• WHAT YOU SHOULD DO
In the rows below, swap each "member-avatars" for "avatar-group" and change nothing else. Give all the rows back with the pictures left out.
* * * * * * *
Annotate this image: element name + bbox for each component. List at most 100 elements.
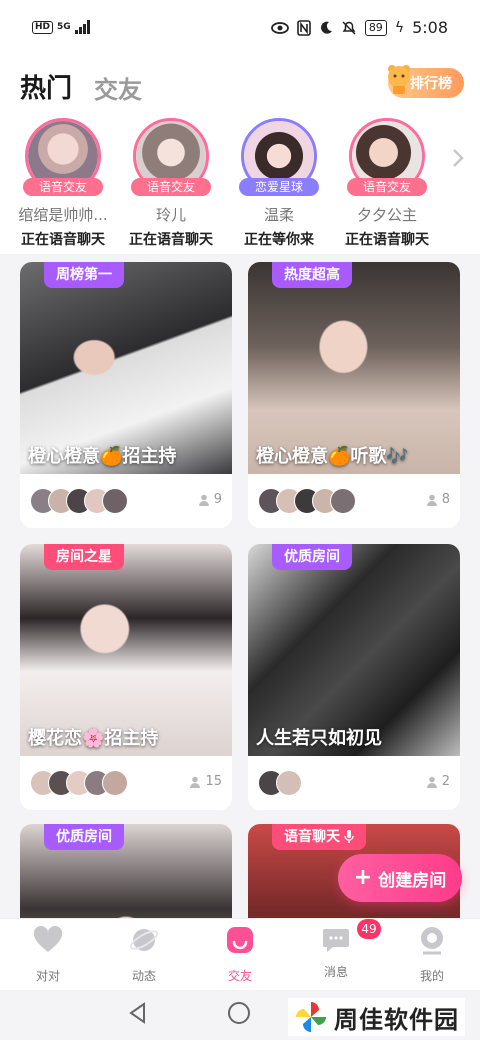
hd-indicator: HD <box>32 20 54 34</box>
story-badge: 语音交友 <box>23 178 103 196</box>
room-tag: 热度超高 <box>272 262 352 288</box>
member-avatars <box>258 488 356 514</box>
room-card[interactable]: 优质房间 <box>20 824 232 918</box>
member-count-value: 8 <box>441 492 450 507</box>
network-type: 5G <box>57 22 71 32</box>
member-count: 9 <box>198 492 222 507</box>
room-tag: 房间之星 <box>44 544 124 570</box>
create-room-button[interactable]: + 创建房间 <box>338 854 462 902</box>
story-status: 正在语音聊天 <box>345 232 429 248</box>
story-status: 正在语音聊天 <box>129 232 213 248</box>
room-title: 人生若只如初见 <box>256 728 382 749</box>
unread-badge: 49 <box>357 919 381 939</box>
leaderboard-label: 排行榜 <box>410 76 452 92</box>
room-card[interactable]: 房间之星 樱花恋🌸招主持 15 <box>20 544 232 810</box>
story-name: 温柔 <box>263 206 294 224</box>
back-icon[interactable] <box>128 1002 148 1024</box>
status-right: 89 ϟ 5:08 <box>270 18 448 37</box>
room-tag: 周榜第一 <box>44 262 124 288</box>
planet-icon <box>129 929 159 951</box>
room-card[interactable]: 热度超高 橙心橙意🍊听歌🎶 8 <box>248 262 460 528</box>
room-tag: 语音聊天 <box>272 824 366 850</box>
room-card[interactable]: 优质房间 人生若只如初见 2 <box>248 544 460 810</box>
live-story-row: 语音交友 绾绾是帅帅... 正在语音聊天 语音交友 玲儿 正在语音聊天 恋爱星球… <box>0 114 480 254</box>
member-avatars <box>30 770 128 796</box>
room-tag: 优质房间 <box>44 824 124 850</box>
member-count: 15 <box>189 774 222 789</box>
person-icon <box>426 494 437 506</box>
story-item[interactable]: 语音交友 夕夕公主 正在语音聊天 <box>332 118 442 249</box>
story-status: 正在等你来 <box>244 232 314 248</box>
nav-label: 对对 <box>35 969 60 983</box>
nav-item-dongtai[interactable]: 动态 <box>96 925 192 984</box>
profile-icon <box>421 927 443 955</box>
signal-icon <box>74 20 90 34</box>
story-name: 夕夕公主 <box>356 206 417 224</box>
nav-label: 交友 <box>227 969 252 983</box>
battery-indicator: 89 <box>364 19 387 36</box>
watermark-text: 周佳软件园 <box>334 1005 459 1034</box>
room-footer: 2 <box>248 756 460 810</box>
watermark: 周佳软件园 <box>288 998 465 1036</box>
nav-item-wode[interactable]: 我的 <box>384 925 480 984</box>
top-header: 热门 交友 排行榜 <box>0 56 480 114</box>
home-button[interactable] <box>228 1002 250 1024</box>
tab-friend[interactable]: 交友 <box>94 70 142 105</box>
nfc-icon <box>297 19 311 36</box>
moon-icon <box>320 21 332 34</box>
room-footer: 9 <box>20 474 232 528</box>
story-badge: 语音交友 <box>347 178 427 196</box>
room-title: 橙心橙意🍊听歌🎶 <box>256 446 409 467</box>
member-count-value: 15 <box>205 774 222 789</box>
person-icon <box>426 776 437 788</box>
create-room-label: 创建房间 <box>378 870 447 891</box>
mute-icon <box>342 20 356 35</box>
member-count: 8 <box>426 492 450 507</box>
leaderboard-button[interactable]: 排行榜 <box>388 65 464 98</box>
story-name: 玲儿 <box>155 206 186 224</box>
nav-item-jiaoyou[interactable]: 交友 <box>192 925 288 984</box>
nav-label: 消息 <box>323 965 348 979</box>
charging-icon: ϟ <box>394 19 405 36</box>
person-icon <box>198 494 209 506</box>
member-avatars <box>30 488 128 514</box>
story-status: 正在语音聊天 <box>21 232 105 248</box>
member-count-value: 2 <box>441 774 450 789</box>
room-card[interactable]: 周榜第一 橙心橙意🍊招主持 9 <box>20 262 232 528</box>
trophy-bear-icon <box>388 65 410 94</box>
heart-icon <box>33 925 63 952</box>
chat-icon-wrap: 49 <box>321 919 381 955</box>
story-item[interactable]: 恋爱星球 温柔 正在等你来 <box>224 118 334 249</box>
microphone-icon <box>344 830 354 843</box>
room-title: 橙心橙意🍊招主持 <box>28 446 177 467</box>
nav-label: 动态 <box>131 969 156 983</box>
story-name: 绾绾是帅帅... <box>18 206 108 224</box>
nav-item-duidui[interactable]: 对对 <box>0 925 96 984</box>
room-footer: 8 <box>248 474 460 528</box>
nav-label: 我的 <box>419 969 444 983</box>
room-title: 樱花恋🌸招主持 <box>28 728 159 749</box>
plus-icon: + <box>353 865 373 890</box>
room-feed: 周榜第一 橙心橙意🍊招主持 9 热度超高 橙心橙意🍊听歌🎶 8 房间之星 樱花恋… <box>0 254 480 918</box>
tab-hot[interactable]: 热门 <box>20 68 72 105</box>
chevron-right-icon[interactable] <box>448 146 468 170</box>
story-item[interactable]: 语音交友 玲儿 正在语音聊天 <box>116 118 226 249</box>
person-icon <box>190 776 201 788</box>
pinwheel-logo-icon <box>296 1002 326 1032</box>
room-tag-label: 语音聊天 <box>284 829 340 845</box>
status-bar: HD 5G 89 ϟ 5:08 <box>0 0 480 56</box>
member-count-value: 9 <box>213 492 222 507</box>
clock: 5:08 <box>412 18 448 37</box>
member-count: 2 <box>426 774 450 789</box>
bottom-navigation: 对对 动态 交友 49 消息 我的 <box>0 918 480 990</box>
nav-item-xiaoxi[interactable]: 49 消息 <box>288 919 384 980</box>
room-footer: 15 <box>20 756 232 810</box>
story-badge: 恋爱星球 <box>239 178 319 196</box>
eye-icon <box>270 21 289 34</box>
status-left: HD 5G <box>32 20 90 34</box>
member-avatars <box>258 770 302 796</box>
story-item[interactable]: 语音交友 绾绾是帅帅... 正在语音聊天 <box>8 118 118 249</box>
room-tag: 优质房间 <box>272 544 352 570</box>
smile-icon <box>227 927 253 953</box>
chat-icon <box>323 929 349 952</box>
* * * * * * *
• SOLUTION FOR THIS EXERCISE
Annotate this image: element name + bbox for each component. List at most 100 elements.
hd-indicator: HD <box>32 20 54 34</box>
story-badge: 语音交友 <box>23 178 103 196</box>
room-tag: 热度超高 <box>272 262 352 288</box>
avatar-group <box>258 488 356 514</box>
room-card[interactable]: 优质房间 <box>20 824 232 918</box>
member-count-value: 8 <box>441 492 450 507</box>
network-type: 5G <box>57 22 71 32</box>
member-count: 9 <box>198 492 222 507</box>
room-tag: 房间之星 <box>44 544 124 570</box>
create-room-button[interactable]: + 创建房间 <box>338 854 462 902</box>
story-status: 正在语音聊天 <box>345 232 429 248</box>
story-status: 正在语音聊天 <box>129 232 213 248</box>
room-title: 人生若只如初见 <box>256 728 382 749</box>
unread-badge: 49 <box>357 919 381 939</box>
leaderboard-label: 排行榜 <box>410 76 452 92</box>
room-card[interactable]: 房间之星 樱花恋🌸招主持 15 <box>20 544 232 810</box>
story-name: 温柔 <box>263 206 294 224</box>
back-icon[interactable] <box>128 1002 148 1024</box>
status-right: 89 ϟ 5:08 <box>270 18 448 37</box>
room-tag: 周榜第一 <box>44 262 124 288</box>
planet-icon <box>129 929 159 951</box>
room-card[interactable]: 热度超高 橙心橙意🍊听歌🎶 8 <box>248 262 460 528</box>
room-tag: 语音聊天 <box>272 824 366 850</box>
room-card[interactable]: 优质房间 人生若只如初见 2 <box>248 544 460 810</box>
live-story-row: 语音交友 绾绾是帅帅... 正在语音聊天 语音交友 玲儿 正在语音聊天 恋爱星球… <box>0 114 480 254</box>
avatar-group <box>30 770 128 796</box>
room-tag: 优质房间 <box>44 824 124 850</box>
member-count: 15 <box>189 774 222 789</box>
person-icon <box>426 494 437 506</box>
story-item[interactable]: 语音交友 夕夕公主 正在语音聊天 <box>332 118 442 249</box>
story-status: 正在等你来 <box>244 232 314 248</box>
nav-label: 对对 <box>35 969 60 983</box>
nav-item-dongtai[interactable]: 动态 <box>96 925 192 984</box>
profile-icon <box>421 927 443 955</box>
signal-icon <box>74 20 90 34</box>
story-name: 夕夕公主 <box>356 206 417 224</box>
nav-label: 交友 <box>227 969 252 983</box>
battery-indicator: 89 <box>364 19 387 36</box>
watermark-text: 周佳软件园 <box>334 1005 459 1034</box>
room-footer: 2 <box>248 756 460 810</box>
watermark: 周佳软件园 <box>288 998 465 1036</box>
nav-item-wode[interactable]: 我的 <box>384 925 480 984</box>
top-header: 热门 交友 排行榜 <box>0 56 480 114</box>
home-button[interactable] <box>228 1002 250 1024</box>
tab-friend[interactable]: 交友 <box>94 70 142 105</box>
nfc-icon <box>297 19 311 36</box>
moon-icon <box>320 21 332 34</box>
room-footer: 9 <box>20 474 232 528</box>
story-badge: 语音交友 <box>347 178 427 196</box>
room-title: 橙心橙意🍊听歌🎶 <box>256 446 409 467</box>
member-count-value: 15 <box>205 774 222 789</box>
person-icon <box>426 776 437 788</box>
create-room-label: 创建房间 <box>378 870 447 891</box>
mute-icon <box>342 20 356 35</box>
member-count: 8 <box>426 492 450 507</box>
leaderboard-button[interactable]: 排行榜 <box>388 65 464 98</box>
story-name: 玲儿 <box>155 206 186 224</box>
nav-item-jiaoyou[interactable]: 交友 <box>192 925 288 984</box>
nav-label: 消息 <box>323 965 348 979</box>
charging-icon: ϟ <box>394 19 405 36</box>
person-icon <box>198 494 209 506</box>
avatar-group <box>30 488 128 514</box>
story-status: 正在语音聊天 <box>21 232 105 248</box>
member-count-value: 2 <box>441 774 450 789</box>
room-card[interactable]: 周榜第一 橙心橙意🍊招主持 9 <box>20 262 232 528</box>
trophy-bear-icon <box>388 65 410 94</box>
heart-icon <box>33 925 63 952</box>
chat-icon-wrap: 49 <box>321 919 381 955</box>
story-item[interactable]: 恋爱星球 温柔 正在等你来 <box>224 118 334 249</box>
microphone-icon <box>344 830 354 843</box>
room-title: 橙心橙意🍊招主持 <box>28 446 177 467</box>
nav-label: 动态 <box>131 969 156 983</box>
story-name: 绾绾是帅帅... <box>18 206 108 224</box>
nav-item-duidui[interactable]: 对对 <box>0 925 96 984</box>
room-footer: 8 <box>248 474 460 528</box>
nav-label: 我的 <box>419 969 444 983</box>
room-title: 樱花恋🌸招主持 <box>28 728 159 749</box>
plus-icon: + <box>353 865 373 890</box>
room-feed: 周榜第一 橙心橙意🍊招主持 9 热度超高 橙心橙意🍊听歌🎶 8 房间之星 樱花恋… <box>0 254 480 918</box>
tab-hot[interactable]: 热门 <box>20 68 72 105</box>
chevron-right-icon[interactable] <box>448 146 468 170</box>
story-item[interactable]: 语音交友 玲儿 正在语音聊天 <box>116 118 226 249</box>
person-icon <box>190 776 201 788</box>
pinwheel-logo-icon <box>296 1002 326 1032</box>
room-tag-label: 语音聊天 <box>284 829 340 845</box>
status-bar: HD 5G 89 ϟ 5:08 <box>0 0 480 56</box>
member-count-value: 9 <box>213 492 222 507</box>
clock: 5:08 <box>412 18 448 37</box>
member-count: 2 <box>426 774 450 789</box>
bottom-navigation: 对对 动态 交友 49 消息 我的 <box>0 918 480 990</box>
nav-item-xiaoxi[interactable]: 49 消息 <box>288 919 384 980</box>
room-footer: 15 <box>20 756 232 810</box>
story-badge: 恋爱星球 <box>239 178 319 196</box>
eye-icon <box>270 21 289 34</box>
status-left: HD 5G <box>32 20 90 34</box>
avatar-group <box>258 770 302 796</box>
story-item[interactable]: 语音交友 绾绾是帅帅... 正在语音聊天 <box>8 118 118 249</box>
room-tag: 优质房间 <box>272 544 352 570</box>
smile-icon <box>227 927 253 953</box>
chat-icon <box>323 929 349 952</box>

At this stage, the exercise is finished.